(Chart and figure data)
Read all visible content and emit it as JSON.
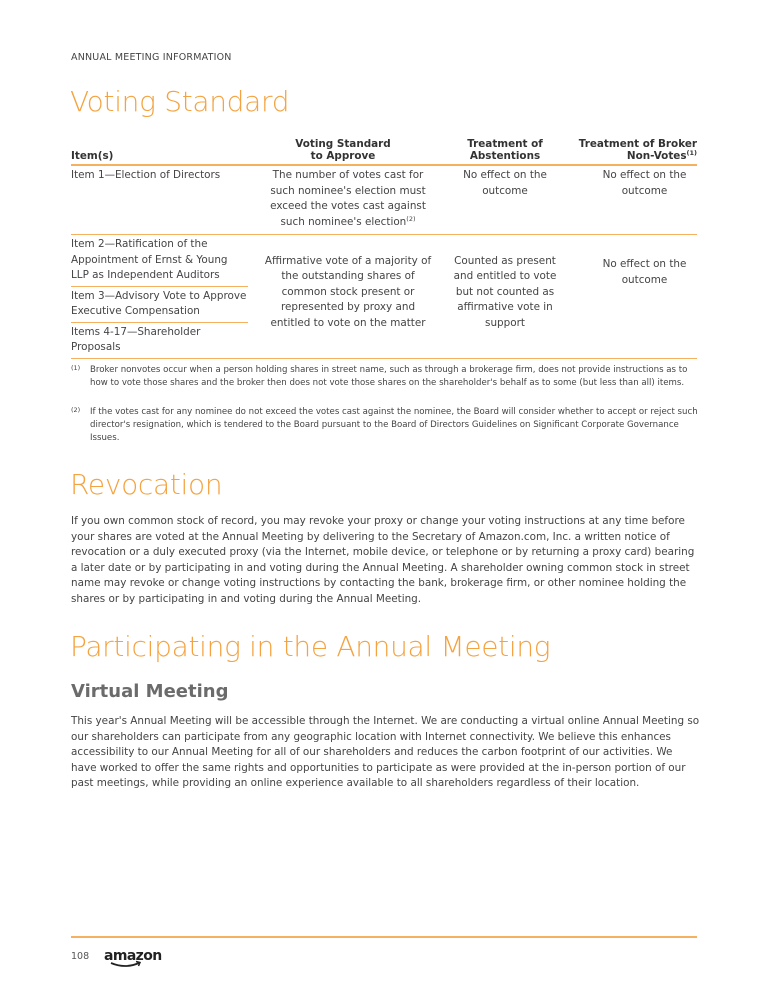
{
  "header": "ANNUAL MEETING INFORMATION",
  "sections": {
    "voting_standard": "Voting Standard",
    "revocation": "Revocation",
    "participating": "Participating in the Annual Meeting",
    "virtual_meeting": "Virtual Meeting"
  },
  "table": {
    "headers": {
      "items": "Item(s)",
      "standard_1": "Voting Standard",
      "standard_2": "to Approve",
      "abst_1": "Treatment of",
      "abst_2": "Abstentions",
      "broker_1": "Treatment of Broker",
      "broker_2": "Non-Votes",
      "broker_sup": "(1)"
    },
    "row1": {
      "item": "Item 1—Election of Directors",
      "standard": "The number of votes cast for such nominee's election must exceed the votes cast against such nominee's election",
      "standard_sup": "(2)",
      "abstentions": "No effect on the outcome",
      "broker": "No effect on the outcome"
    },
    "group": {
      "items": [
        "Item 2—Ratification of the Appointment of Ernst & Young LLP as Independent Auditors",
        "Item 3—Advisory Vote to Approve Executive Compensation",
        "Items 4-17—Shareholder Proposals"
      ],
      "standard": "Affirmative vote of a majority of the outstanding shares of common stock present or represented by proxy and entitled to vote on the matter",
      "abstentions": "Counted as present and entitled to vote but not counted as affirmative vote in support",
      "broker": "No effect on the outcome"
    }
  },
  "footnotes": [
    {
      "mark": "(1)",
      "text": "Broker nonvotes occur when a person holding shares in street name, such as through a brokerage firm, does not provide instructions as to how to vote those shares and the broker then does not vote those shares on the shareholder's behalf as to some (but less than all) items."
    },
    {
      "mark": "(2)",
      "text": "If the votes cast for any nominee do not exceed the votes cast against the nominee, the Board will consider whether to accept or reject such director's resignation, which is tendered to the Board pursuant to the Board of Directors Guidelines on Significant Corporate Governance Issues."
    }
  ],
  "revocation_text": "If you own common stock of record, you may revoke your proxy or change your voting instructions at any time before your shares are voted at the Annual Meeting by delivering to the Secretary of Amazon.com, Inc. a written notice of revocation or a duly executed proxy (via the Internet, mobile device, or telephone or by returning a proxy card) bearing a later date or by participating in and voting during the Annual Meeting. A shareholder owning common stock in street name may revoke or change voting instructions by contacting the bank, brokerage firm, or other nominee holding the shares or by participating in and voting during the Annual Meeting.",
  "virtual_text": "This year's Annual Meeting will be accessible through the Internet. We are conducting a virtual online Annual Meeting so our shareholders can participate from any geographic location with Internet connectivity. We believe this enhances accessibility to our Annual Meeting for all of our shareholders and reduces the carbon footprint of our activities. We have worked to offer the same rights and opportunities to participate as were provided at the in-person portion of our past meetings, while providing an online experience available to all shareholders regardless of their location.",
  "footer": {
    "page_number": "108",
    "logo": "amazon"
  },
  "colors": {
    "accent": "#f4a340",
    "rule": "#f5b060"
  }
}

[Required work]
Restate the entire listing word for word, excluding pictures.

[Answer below]
Read all visible content and emit it as JSON.
{
  "header": "ANNUAL MEETING INFORMATION",
  "sections": {
    "voting_standard": "Voting Standard",
    "revocation": "Revocation",
    "participating": "Participating in the Annual Meeting",
    "virtual_meeting": "Virtual Meeting"
  },
  "table": {
    "headers": {
      "items": "Item(s)",
      "standard_1": "Voting Standard",
      "standard_2": "to Approve",
      "abst_1": "Treatment of",
      "abst_2": "Abstentions",
      "broker_1": "Treatment of Broker",
      "broker_2": "Non-Votes",
      "broker_sup": "(1)"
    },
    "row1": {
      "item": "Item 1—Election of Directors",
      "standard": "The number of votes cast for such nominee's election must exceed the votes cast against such nominee's election",
      "standard_sup": "(2)",
      "abstentions": "No effect on the outcome",
      "broker": "No effect on the outcome"
    },
    "group": {
      "items": [
        "Item 2—Ratification of the Appointment of Ernst & Young LLP as Independent Auditors",
        "Item 3—Advisory Vote to Approve Executive Compensation",
        "Items 4-17—Shareholder Proposals"
      ],
      "standard": "Affirmative vote of a majority of the outstanding shares of common stock present or represented by proxy and entitled to vote on the matter",
      "abstentions": "Counted as present and entitled to vote but not counted as affirmative vote in support",
      "broker": "No effect on the outcome"
    }
  },
  "footnotes": [
    {
      "mark": "(1)",
      "text": "Broker nonvotes occur when a person holding shares in street name, such as through a brokerage firm, does not provide instructions as to how to vote those shares and the broker then does not vote those shares on the shareholder's behalf as to some (but less than all) items."
    },
    {
      "mark": "(2)",
      "text": "If the votes cast for any nominee do not exceed the votes cast against the nominee, the Board will consider whether to accept or reject such director's resignation, which is tendered to the Board pursuant to the Board of Directors Guidelines on Significant Corporate Governance Issues."
    }
  ],
  "revocation_text": "If you own common stock of record, you may revoke your proxy or change your voting instructions at any time before your shares are voted at the Annual Meeting by delivering to the Secretary of Amazon.com, Inc. a written notice of revocation or a duly executed proxy (via the Internet, mobile device, or telephone or by returning a proxy card) bearing a later date or by participating in and voting during the Annual Meeting. A shareholder owning common stock in street name may revoke or change voting instructions by contacting the bank, brokerage firm, or other nominee holding the shares or by participating in and voting during the Annual Meeting.",
  "virtual_text": "This year's Annual Meeting will be accessible through the Internet. We are conducting a virtual online Annual Meeting so our shareholders can participate from any geographic location with Internet connectivity. We believe this enhances accessibility to our Annual Meeting for all of our shareholders and reduces the carbon footprint of our activities. We have worked to offer the same rights and opportunities to participate as were provided at the in-person portion of our past meetings, while providing an online experience available to all shareholders regardless of their location.",
  "footer": {
    "page_number": "108",
    "logo": "amazon"
  },
  "colors": {
    "accent": "#f4a340",
    "rule": "#f5b060"
  }
}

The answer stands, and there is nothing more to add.